Figure record listings:
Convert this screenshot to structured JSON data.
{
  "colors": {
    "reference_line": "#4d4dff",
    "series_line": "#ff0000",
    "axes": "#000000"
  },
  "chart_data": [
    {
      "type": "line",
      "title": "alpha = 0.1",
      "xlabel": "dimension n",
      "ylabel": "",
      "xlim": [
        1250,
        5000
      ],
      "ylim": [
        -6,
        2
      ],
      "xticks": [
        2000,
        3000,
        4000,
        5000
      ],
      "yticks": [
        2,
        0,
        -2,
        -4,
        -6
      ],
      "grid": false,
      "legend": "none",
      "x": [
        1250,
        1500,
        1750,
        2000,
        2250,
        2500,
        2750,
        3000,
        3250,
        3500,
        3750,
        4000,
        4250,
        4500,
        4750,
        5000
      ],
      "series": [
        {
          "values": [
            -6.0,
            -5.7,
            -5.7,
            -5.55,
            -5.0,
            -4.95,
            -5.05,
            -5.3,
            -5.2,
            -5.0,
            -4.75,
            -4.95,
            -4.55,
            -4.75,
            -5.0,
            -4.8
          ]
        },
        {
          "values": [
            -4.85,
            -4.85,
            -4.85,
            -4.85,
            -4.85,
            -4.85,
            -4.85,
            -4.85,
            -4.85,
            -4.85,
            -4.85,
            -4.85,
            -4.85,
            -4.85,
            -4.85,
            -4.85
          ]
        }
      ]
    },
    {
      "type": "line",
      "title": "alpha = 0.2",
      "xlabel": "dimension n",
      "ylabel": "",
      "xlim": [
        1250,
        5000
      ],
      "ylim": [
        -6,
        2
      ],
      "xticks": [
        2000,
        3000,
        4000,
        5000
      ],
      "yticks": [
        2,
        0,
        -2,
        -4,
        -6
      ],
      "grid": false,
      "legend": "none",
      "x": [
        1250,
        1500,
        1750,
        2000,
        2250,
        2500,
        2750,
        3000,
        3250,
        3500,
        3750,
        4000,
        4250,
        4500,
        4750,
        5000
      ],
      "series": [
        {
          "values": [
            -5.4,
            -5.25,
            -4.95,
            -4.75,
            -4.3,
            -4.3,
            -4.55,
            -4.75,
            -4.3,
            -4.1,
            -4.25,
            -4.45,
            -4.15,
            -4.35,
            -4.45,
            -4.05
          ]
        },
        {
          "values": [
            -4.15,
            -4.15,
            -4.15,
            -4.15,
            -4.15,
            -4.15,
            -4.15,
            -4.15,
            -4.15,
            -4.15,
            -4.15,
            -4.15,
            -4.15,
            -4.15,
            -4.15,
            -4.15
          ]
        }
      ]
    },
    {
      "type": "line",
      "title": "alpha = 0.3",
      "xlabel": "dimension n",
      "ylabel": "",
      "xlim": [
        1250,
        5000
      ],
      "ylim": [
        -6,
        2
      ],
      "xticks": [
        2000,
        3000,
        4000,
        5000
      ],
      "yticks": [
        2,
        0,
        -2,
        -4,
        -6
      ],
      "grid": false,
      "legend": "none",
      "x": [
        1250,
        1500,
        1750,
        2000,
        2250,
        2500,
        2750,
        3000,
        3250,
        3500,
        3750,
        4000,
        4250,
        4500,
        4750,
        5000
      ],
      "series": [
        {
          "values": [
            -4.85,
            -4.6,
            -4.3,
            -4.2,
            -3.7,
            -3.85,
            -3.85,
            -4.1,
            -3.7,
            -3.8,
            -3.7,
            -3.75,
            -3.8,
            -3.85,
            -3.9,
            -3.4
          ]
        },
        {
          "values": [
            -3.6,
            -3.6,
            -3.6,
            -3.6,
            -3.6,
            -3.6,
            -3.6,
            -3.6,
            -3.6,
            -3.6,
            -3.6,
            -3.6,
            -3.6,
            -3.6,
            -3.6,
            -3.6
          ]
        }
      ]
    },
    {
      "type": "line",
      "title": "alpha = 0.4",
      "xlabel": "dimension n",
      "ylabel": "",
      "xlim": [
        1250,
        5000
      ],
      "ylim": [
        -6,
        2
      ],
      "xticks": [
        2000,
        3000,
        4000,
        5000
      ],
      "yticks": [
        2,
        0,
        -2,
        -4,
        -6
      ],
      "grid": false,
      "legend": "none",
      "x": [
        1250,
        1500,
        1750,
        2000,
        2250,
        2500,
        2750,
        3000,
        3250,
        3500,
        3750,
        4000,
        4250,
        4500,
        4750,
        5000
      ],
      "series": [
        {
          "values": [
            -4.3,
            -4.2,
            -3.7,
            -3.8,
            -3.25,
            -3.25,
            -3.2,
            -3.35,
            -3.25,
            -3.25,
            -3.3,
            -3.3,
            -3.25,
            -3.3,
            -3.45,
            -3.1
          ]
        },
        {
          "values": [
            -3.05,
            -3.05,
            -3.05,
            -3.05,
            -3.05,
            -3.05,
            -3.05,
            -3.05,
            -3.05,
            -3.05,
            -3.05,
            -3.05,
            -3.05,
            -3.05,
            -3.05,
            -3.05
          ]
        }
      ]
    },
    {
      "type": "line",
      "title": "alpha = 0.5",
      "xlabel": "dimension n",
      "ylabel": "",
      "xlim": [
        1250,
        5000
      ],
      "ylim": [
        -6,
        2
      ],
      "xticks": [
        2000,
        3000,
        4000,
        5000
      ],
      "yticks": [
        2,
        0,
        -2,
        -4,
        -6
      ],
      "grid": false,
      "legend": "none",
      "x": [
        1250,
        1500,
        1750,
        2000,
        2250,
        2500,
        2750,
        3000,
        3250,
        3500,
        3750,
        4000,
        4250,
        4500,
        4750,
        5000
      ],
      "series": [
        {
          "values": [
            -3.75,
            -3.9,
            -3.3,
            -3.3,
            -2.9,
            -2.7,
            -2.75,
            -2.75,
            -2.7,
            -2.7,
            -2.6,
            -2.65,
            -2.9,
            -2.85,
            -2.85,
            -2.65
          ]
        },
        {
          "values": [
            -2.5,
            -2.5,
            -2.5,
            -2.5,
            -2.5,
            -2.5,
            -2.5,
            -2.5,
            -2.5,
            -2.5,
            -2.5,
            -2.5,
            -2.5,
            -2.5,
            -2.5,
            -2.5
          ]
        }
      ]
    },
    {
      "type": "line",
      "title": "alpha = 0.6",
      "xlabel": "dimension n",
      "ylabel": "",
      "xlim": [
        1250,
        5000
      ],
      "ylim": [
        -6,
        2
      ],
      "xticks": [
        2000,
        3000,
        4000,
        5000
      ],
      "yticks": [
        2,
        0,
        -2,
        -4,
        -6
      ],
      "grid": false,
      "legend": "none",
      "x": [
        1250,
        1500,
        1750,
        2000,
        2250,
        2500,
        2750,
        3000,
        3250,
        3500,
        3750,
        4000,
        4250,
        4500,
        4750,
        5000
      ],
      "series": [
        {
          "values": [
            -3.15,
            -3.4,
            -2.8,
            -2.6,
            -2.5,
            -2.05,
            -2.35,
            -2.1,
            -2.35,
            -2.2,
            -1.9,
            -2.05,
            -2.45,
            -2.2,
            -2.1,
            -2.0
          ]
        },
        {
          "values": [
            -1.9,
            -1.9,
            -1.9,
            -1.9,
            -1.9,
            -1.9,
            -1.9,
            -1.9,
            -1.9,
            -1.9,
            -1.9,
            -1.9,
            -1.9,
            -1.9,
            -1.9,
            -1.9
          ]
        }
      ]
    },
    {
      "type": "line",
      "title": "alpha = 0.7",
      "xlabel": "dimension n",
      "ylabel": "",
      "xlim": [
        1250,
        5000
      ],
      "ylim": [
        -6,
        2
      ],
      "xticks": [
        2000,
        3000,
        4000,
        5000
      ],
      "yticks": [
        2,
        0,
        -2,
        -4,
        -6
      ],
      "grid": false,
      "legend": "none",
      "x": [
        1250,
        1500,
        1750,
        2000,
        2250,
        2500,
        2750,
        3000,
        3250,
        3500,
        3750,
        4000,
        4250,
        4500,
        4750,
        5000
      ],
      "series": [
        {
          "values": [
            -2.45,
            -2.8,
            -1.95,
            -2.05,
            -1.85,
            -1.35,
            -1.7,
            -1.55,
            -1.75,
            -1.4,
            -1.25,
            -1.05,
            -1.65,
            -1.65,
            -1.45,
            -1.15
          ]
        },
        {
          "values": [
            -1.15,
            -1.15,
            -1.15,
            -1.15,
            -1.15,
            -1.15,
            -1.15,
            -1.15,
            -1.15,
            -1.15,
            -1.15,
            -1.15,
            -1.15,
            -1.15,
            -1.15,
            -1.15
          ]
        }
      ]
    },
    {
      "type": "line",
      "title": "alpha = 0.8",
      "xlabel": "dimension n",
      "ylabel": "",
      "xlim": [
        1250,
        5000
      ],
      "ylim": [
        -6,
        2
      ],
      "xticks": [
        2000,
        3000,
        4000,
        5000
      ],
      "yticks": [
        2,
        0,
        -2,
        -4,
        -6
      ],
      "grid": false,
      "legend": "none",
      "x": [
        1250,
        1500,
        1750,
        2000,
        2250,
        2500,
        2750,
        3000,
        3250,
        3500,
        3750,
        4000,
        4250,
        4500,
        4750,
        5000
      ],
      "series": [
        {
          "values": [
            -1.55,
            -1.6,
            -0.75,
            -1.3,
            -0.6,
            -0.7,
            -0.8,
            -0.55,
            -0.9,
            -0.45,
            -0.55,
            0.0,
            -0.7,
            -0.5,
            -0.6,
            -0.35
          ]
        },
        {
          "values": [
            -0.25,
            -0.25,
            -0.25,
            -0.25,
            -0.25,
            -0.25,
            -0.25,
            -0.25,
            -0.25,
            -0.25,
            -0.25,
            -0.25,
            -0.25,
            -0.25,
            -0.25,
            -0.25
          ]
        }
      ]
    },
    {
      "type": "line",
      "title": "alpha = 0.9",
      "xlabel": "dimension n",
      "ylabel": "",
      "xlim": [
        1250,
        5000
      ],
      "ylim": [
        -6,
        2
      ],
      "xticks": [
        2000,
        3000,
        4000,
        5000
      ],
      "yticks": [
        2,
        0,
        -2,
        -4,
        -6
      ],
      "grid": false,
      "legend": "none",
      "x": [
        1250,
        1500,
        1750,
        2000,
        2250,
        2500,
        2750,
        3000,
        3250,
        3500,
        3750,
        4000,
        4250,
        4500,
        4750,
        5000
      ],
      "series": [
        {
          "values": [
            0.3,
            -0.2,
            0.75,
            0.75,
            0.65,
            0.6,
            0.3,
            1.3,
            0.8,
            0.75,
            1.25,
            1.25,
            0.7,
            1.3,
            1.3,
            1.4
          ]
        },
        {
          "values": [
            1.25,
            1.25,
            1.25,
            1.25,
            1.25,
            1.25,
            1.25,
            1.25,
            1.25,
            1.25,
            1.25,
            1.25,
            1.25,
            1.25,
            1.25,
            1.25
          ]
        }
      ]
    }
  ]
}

### Exercise directions
In the material above, find the lines that contain "alpha" and show them.

### Correct response
      "title": "alpha = 0.1",
      "title": "alpha = 0.2",
      "title": "alpha = 0.3",
      "title": "alpha = 0.4",
      "title": "alpha = 0.5",
      "title": "alpha = 0.6",
      "title": "alpha = 0.7",
      "title": "alpha = 0.8",
      "title": "alpha = 0.9",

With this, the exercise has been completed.